(Directions for this task) Quote all of the entries word for word.

## Begin Supplied records

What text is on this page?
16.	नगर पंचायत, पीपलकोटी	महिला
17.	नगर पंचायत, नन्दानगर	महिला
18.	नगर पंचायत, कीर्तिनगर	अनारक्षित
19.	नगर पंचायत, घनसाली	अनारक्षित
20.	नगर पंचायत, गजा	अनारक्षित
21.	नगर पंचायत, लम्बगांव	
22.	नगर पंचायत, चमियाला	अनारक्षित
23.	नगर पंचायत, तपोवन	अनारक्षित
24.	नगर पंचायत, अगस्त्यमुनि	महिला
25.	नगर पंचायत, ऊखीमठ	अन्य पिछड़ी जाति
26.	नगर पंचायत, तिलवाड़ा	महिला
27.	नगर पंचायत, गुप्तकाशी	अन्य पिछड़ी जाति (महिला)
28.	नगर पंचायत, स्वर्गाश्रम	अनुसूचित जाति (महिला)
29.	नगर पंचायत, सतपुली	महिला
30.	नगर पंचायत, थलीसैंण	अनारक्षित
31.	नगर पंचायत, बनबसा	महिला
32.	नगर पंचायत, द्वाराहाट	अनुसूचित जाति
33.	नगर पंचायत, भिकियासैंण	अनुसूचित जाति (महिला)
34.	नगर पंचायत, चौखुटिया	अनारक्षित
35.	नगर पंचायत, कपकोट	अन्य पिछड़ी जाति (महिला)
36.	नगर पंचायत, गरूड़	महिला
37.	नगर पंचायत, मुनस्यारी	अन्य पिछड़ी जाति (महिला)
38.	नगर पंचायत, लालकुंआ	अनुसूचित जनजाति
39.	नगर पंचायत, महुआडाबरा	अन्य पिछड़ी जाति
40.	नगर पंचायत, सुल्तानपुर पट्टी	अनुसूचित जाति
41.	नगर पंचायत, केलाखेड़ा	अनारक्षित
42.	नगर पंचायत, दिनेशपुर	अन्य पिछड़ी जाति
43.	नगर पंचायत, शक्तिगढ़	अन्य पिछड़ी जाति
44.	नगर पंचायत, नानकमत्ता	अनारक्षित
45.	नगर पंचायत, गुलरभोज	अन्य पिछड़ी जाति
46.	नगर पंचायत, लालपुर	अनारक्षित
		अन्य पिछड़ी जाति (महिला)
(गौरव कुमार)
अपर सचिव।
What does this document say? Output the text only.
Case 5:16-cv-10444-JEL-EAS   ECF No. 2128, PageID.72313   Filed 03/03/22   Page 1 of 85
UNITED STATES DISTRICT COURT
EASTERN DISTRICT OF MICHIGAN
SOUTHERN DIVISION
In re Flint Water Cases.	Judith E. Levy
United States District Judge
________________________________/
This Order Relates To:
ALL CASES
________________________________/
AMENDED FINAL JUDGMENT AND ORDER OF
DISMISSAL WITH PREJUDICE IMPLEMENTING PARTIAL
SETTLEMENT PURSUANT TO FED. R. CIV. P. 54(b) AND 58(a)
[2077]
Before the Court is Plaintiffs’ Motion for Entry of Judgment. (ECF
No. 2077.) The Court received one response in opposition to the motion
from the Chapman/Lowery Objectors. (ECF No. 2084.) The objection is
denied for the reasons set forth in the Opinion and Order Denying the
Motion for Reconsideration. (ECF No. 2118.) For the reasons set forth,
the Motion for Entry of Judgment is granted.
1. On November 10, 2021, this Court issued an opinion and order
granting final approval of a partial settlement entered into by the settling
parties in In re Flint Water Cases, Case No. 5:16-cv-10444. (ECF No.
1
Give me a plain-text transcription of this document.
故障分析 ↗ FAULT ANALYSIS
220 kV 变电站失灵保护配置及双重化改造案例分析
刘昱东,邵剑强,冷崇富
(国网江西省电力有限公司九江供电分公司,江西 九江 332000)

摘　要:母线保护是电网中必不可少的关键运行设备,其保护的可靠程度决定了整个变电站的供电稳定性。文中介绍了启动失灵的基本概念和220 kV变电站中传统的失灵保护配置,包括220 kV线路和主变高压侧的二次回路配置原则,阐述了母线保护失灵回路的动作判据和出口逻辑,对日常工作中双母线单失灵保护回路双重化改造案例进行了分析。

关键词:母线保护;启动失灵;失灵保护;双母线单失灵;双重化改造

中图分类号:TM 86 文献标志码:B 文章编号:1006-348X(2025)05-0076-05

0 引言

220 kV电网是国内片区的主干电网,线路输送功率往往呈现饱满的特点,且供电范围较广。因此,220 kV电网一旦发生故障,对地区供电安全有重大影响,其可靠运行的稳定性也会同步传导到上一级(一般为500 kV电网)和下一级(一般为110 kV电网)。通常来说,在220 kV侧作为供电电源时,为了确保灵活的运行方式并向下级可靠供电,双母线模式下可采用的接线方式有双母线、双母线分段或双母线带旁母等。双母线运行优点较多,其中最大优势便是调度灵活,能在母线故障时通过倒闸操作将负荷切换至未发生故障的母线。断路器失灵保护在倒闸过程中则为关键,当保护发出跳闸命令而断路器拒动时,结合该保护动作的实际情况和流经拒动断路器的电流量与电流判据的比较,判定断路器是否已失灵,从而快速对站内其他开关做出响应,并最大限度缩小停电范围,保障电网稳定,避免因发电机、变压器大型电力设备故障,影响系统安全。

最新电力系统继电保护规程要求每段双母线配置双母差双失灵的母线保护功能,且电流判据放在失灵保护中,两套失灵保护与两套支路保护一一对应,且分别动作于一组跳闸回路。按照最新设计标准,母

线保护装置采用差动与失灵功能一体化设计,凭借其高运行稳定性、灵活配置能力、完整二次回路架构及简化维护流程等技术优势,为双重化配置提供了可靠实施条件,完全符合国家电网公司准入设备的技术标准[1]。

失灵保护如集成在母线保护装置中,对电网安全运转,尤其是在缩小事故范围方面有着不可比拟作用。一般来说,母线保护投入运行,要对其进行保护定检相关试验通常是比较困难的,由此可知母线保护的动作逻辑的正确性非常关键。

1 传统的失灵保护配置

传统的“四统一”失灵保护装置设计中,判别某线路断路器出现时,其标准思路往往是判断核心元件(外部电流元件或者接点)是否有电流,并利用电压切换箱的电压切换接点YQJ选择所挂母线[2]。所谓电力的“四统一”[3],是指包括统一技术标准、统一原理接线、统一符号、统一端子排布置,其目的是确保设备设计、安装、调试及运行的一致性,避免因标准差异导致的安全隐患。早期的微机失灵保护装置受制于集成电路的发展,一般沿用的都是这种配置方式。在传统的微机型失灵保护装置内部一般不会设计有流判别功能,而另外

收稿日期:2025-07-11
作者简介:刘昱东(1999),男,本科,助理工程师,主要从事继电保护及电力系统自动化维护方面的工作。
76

## End Supplied records

(Solution to the exercise)
What text is on this page?
16.	नगर पंचायत, पीपलकोटी	महिला
17.	नगर पंचायत, नन्दानगर	महिला
18.	नगर पंचायत, कीर्तिनगर	अनारक्षित
19.	नगर पंचायत, घनसाली	अनारक्षित
20.	नगर पंचायत, गजा	अनारक्षित
21.	नगर पंचायत, लम्बगांव	
22.	नगर पंचायत, चमियाला	अनारक्षित
23.	नगर पंचायत, तपोवन	अनारक्षित
24.	नगर पंचायत, अगस्त्यमुनि	महिला
25.	नगर पंचायत, ऊखीमठ	अन्य पिछड़ी जाति
26.	नगर पंचायत, तिलवाड़ा	महिला
27.	नगर पंचायत, गुप्तकाशी	अन्य पिछड़ी जाति (महिला)
28.	नगर पंचायत, स्वर्गाश्रम	अनुसूचित जाति (महिला)
29.	नगर पंचायत, सतपुली	महिला
30.	नगर पंचायत, थलीसैंण	अनारक्षित
31.	नगर पंचायत, बनबसा	महिला
32.	नगर पंचायत, द्वाराहाट	अनुसूचित जाति
33.	नगर पंचायत, भिकियासैंण	अनुसूचित जाति (महिला)
34.	नगर पंचायत, चौखुटिया	अनारक्षित
35.	नगर पंचायत, कपकोट	अन्य पिछड़ी जाति (महिला)
36.	नगर पंचायत, गरूड़	महिला
37.	नगर पंचायत, मुनस्यारी	अन्य पिछड़ी जाति (महिला)
38.	नगर पंचायत, लालकुंआ	अनुसूचित जनजाति
39.	नगर पंचायत, महुआडाबरा	अन्य पिछड़ी जाति
40.	नगर पंचायत, सुल्तानपुर पट्टी	अनुसूचित जाति
41.	नगर पंचायत, केलाखेड़ा	अनारक्षित
42.	नगर पंचायत, दिनेशपुर	अन्य पिछड़ी जाति
43.	नगर पंचायत, शक्तिगढ़	अन्य पिछड़ी जाति
44.	नगर पंचायत, नानकमत्ता	अनारक्षित
45.	नगर पंचायत, गुलरभोज	अन्य पिछड़ी जाति
46.	नगर पंचायत, लालपुर	अनारक्षित
		अन्य पिछड़ी जाति (महिला)
(गौरव कुमार)
अपर सचिव।
What does this document say? Output the text only.
Case 5:16-cv-10444-JEL-EAS   ECF No. 2128, PageID.72313   Filed 03/03/22   Page 1 of 85
UNITED STATES DISTRICT COURT
EASTERN DISTRICT OF MICHIGAN
SOUTHERN DIVISION
In re Flint Water Cases.	Judith E. Levy
United States District Judge
________________________________/
This Order Relates To:
ALL CASES
________________________________/
AMENDED FINAL JUDGMENT AND ORDER OF
DISMISSAL WITH PREJUDICE IMPLEMENTING PARTIAL
SETTLEMENT PURSUANT TO FED. R. CIV. P. 54(b) AND 58(a)
[2077]
Before the Court is Plaintiffs’ Motion for Entry of Judgment. (ECF
No. 2077.) The Court received one response in opposition to the motion
from the Chapman/Lowery Objectors. (ECF No. 2084.) The objection is
denied for the reasons set forth in the Opinion and Order Denying the
Motion for Reconsideration. (ECF No. 2118.) For the reasons set forth,
the Motion for Entry of Judgment is granted.
1. On November 10, 2021, this Court issued an opinion and order
granting final approval of a partial settlement entered into by the settling
parties in In re Flint Water Cases, Case No. 5:16-cv-10444. (ECF No.
1
Give me a plain-text transcription of this document.
故障分析 ↗ FAULT ANALYSIS
220 kV 变电站失灵保护配置及双重化改造案例分析
刘昱东,邵剑强,冷崇富
(国网江西省电力有限公司九江供电分公司,江西 九江 332000)

摘　要:母线保护是电网中必不可少的关键运行设备,其保护的可靠程度决定了整个变电站的供电稳定性。文中介绍了启动失灵的基本概念和220 kV变电站中传统的失灵保护配置,包括220 kV线路和主变高压侧的二次回路配置原则,阐述了母线保护失灵回路的动作判据和出口逻辑,对日常工作中双母线单失灵保护回路双重化改造案例进行了分析。

关键词:母线保护;启动失灵;失灵保护;双母线单失灵;双重化改造

中图分类号:TM 86 文献标志码:B 文章编号:1006-348X(2025)05-0076-05

0 引言

220 kV电网是国内片区的主干电网,线路输送功率往往呈现饱满的特点,且供电范围较广。因此,220 kV电网一旦发生故障,对地区供电安全有重大影响,其可靠运行的稳定性也会同步传导到上一级(一般为500 kV电网)和下一级(一般为110 kV电网)。通常来说,在220 kV侧作为供电电源时,为了确保灵活的运行方式并向下级可靠供电,双母线模式下可采用的接线方式有双母线、双母线分段或双母线带旁母等。双母线运行优点较多,其中最大优势便是调度灵活,能在母线故障时通过倒闸操作将负荷切换至未发生故障的母线。断路器失灵保护在倒闸过程中则为关键,当保护发出跳闸命令而断路器拒动时,结合该保护动作的实际情况和流经拒动断路器的电流量与电流判据的比较,判定断路器是否已失灵,从而快速对站内其他开关做出响应,并最大限度缩小停电范围,保障电网稳定,避免因发电机、变压器大型电力设备故障,影响系统安全。

最新电力系统继电保护规程要求每段双母线配置双母差双失灵的母线保护功能,且电流判据放在失灵保护中,两套失灵保护与两套支路保护一一对应,且分别动作于一组跳闸回路。按照最新设计标准,母

线保护装置采用差动与失灵功能一体化设计,凭借其高运行稳定性、灵活配置能力、完整二次回路架构及简化维护流程等技术优势,为双重化配置提供了可靠实施条件,完全符合国家电网公司准入设备的技术标准[1]。

失灵保护如集成在母线保护装置中,对电网安全运转,尤其是在缩小事故范围方面有着不可比拟作用。一般来说,母线保护投入运行,要对其进行保护定检相关试验通常是比较困难的,由此可知母线保护的动作逻辑的正确性非常关键。

1 传统的失灵保护配置

传统的“四统一”失灵保护装置设计中,判别某线路断路器出现时,其标准思路往往是判断核心元件(外部电流元件或者接点)是否有电流,并利用电压切换箱的电压切换接点YQJ选择所挂母线[2]。所谓电力的“四统一”[3],是指包括统一技术标准、统一原理接线、统一符号、统一端子排布置,其目的是确保设备设计、安装、调试及运行的一致性,避免因标准差异导致的安全隐患。早期的微机失灵保护装置受制于集成电路的发展,一般沿用的都是这种配置方式。在传统的微机型失灵保护装置内部一般不会设计有流判别功能,而另外

收稿日期:2025-07-11
作者简介:刘昱东(1999),男,本科,助理工程师,主要从事继电保护及电力系统自动化维护方面的工作。
76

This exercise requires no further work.